## Written problem
Every entry below must appear again, exactly as written.

========================================================================

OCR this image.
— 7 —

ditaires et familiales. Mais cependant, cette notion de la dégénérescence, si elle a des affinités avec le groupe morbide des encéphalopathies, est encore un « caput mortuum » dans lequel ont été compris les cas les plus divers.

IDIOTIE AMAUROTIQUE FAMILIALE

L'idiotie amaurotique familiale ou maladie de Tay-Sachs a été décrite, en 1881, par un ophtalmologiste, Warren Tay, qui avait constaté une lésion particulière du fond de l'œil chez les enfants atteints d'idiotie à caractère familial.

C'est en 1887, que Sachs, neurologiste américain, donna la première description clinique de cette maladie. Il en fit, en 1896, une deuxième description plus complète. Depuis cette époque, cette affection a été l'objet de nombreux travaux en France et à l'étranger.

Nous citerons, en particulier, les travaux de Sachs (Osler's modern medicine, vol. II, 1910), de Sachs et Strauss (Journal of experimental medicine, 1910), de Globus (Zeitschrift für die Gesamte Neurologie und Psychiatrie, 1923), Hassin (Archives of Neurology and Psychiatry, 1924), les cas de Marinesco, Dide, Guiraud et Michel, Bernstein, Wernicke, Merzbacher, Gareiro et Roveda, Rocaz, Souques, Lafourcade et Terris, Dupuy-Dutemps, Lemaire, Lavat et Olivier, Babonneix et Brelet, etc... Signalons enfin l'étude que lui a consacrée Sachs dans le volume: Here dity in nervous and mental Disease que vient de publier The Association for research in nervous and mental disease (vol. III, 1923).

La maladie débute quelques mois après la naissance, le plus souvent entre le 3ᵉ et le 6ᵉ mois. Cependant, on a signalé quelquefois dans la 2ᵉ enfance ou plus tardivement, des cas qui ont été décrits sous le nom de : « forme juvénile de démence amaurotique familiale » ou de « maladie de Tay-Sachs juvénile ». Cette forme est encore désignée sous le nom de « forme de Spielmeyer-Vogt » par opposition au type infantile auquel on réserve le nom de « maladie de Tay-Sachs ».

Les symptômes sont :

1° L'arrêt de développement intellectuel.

========================================================================

## Correct answer
OCR this image.
— 7 —

ditaires et familiales. Mais cependant, cette notion de la dégénérescence, si elle a des affinités avec le groupe morbide des encéphalopathies, est encore un « caput mortuum » dans lequel ont été compris les cas les plus divers.

IDIOTIE AMAUROTIQUE FAMILIALE

L'idiotie amaurotique familiale ou maladie de Tay-Sachs a été décrite, en 1881, par un ophtalmologiste, Warren Tay, qui avait constaté une lésion particulière du fond de l'œil chez les enfants atteints d'idiotie à caractère familial.

C'est en 1887, que Sachs, neurologiste américain, donna la première description clinique de cette maladie. Il en fit, en 1896, une deuxième description plus complète. Depuis cette époque, cette affection a été l'objet de nombreux travaux en France et à l'étranger.

Nous citerons, en particulier, les travaux de Sachs (Osler's modern medicine, vol. II, 1910), de Sachs et Strauss (Journal of experimental medicine, 1910), de Globus (Zeitschrift für die Gesamte Neurologie und Psychiatrie, 1923), Hassin (Archives of Neurology and Psychiatry, 1924), les cas de Marinesco, Dide, Guiraud et Michel, Bernstein, Wernicke, Merzbacher, Gareiro et Roveda, Rocaz, Souques, Lafourcade et Terris, Dupuy-Dutemps, Lemaire, Lavat et Olivier, Babonneix et Brelet, etc... Signalons enfin l'étude que lui a consacrée Sachs dans le volume: Here dity in nervous and mental Disease que vient de publier The Association for research in nervous and mental disease (vol. III, 1923).

La maladie débute quelques mois après la naissance, le plus souvent entre le 3ᵉ et le 6ᵉ mois. Cependant, on a signalé quelquefois dans la 2ᵉ enfance ou plus tardivement, des cas qui ont été décrits sous le nom de : « forme juvénile de démence amaurotique familiale » ou de « maladie de Tay-Sachs juvénile ». Cette forme est encore désignée sous le nom de « forme de Spielmeyer-Vogt » par opposition au type infantile auquel on réserve le nom de « maladie de Tay-Sachs ».

Les symptômes sont :

1° L'arrêt de développement intellectuel.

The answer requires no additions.